-- start EXTRACT TO READ --

Since the soft launch of Facebook's "Graph" search engine, there is more and more speculation about what this tool may or may not do. The Facebook Graph Search allows users to look up their individual friends to see what they are up to, what they like, what pictures of food they have posted for no reason and their latest uneducated diatribe about the new immigration proposals. It's having the ability to find out the most detailed minutia of your 500 closest friends at your fingertips.
World Wide War
Its usefulness is two-fold. For one, you can find out about things or businesses that your friends have discussed. Maybe you are on the hunt for a good pizza place, you can "graph" all of the places your friends have been talking about and find yourself a new spot to eat. The second, more likely use for this tool, is stalking, naturally.

-- end EXTRACT TO READ --

WRITTEN TASK A -
Answer these questions from the passage on Facebook's Graph Search:
(i) How many closest friends does it say you can learn the minutia of?
(ii) What kind of place does it give as an example of something you might be hunting for?
(iii) What does it name as the second, more likely use for the tool?
WRITTEN TASK B -
For each statement, say whether the passage on Facebook's Graph Search agrees with it, and quote the words that decide it.
(i) The Graph search engine has had a full launch.
(ii) The tool's usefulness is described as two-fold.
(iii) Finding businesses your friends discussed is called the more likely use.
WRITTEN TASK C -
Carry on the passage on Facebook's Graph Search from its last sentence.

-- start SUPPLIED INFORMATION --

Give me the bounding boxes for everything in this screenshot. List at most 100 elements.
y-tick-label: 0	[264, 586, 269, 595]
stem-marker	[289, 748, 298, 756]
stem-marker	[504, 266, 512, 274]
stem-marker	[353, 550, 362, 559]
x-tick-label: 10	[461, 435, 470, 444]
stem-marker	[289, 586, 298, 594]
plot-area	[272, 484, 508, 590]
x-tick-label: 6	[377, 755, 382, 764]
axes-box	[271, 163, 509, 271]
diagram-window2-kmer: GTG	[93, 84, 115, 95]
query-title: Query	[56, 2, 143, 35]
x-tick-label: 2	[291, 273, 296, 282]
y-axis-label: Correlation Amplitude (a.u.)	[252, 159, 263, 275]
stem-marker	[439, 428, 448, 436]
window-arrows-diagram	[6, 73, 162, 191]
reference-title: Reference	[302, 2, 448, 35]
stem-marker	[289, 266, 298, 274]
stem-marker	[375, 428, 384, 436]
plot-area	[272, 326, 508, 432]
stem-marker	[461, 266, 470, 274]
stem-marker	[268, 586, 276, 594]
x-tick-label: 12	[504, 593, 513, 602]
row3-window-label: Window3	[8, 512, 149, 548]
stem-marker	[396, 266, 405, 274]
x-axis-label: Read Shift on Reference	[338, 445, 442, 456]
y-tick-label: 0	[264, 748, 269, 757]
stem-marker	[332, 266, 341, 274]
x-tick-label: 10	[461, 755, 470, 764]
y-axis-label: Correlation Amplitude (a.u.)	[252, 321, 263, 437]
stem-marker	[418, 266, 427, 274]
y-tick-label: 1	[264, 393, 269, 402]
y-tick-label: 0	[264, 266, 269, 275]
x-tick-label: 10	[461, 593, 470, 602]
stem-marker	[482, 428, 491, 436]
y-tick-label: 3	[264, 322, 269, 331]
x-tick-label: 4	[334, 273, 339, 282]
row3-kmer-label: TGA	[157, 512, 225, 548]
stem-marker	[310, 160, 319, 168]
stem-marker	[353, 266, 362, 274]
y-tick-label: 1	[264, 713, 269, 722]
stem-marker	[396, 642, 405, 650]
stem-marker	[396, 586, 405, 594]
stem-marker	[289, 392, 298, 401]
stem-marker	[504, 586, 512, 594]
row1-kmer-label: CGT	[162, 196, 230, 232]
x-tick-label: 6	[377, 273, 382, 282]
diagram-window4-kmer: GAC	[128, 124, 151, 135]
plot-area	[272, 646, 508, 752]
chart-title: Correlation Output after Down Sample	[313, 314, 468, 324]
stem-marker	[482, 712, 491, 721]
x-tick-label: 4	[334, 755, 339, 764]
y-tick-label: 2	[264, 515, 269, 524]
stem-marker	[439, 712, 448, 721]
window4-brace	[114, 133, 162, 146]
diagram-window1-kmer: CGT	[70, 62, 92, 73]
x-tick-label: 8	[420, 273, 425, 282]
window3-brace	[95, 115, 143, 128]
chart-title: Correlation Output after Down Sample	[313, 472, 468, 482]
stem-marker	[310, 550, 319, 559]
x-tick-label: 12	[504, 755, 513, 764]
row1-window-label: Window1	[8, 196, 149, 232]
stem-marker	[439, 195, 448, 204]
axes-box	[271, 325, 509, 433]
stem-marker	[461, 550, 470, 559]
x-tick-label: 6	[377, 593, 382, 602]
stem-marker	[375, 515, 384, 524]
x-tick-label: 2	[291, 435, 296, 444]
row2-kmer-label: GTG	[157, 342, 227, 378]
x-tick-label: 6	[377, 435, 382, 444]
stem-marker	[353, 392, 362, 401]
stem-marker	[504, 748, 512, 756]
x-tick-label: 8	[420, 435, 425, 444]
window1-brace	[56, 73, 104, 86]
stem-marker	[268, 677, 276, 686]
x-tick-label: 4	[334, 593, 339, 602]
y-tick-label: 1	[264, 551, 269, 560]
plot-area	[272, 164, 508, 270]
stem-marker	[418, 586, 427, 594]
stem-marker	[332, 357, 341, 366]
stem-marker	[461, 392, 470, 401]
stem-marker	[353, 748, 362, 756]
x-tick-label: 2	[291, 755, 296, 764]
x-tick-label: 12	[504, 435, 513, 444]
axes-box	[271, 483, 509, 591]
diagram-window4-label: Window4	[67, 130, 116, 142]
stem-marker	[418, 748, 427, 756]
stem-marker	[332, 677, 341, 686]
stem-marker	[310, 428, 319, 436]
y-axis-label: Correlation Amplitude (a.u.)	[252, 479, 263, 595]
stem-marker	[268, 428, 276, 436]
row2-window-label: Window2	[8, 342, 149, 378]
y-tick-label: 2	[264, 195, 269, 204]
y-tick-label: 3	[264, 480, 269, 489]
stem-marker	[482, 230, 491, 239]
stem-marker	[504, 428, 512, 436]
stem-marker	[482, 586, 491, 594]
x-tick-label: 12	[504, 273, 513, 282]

-- end SUPPLIED INFORMATION --

RESPONSE A -
(i) 500
(ii) A good pizza place
(iii) Stalking

RESPONSE B -
(i) No: "Since the soft launch of Facebook's "Graph" search engine"
(ii) Yes: "Its usefulness is two-fold."
(iii) No: "The second, more likely use for this tool, is stalking, naturally."

RESPONSE C -
But that's not why Facebook got in the search game; they got in to compete with Google in the two companies' never ending fight for world domination. What's funny is that Facebook Graph comes from the mind of a previous Google employee, Lars Rasmussen. Rasmussen, according to a Newsweek interview, along with his brother, was the mind behind Google Maps and the eventual lemon Google Wave. Rasmussen jumped ship and went to work with Zuckerberg and Facebook and now has the social media company moving into the search game.
Obviously, if you are Facebook having a Google employee puts you at an advantage. Are there secrets that came along for the ride?
There are two end results that I see from Facebook trying to horn in on Google's search territory. 1. World Wide War or 2. Joining forces in the dark side.
If Google and Facebook join forces, we are all going to be very, very sorry.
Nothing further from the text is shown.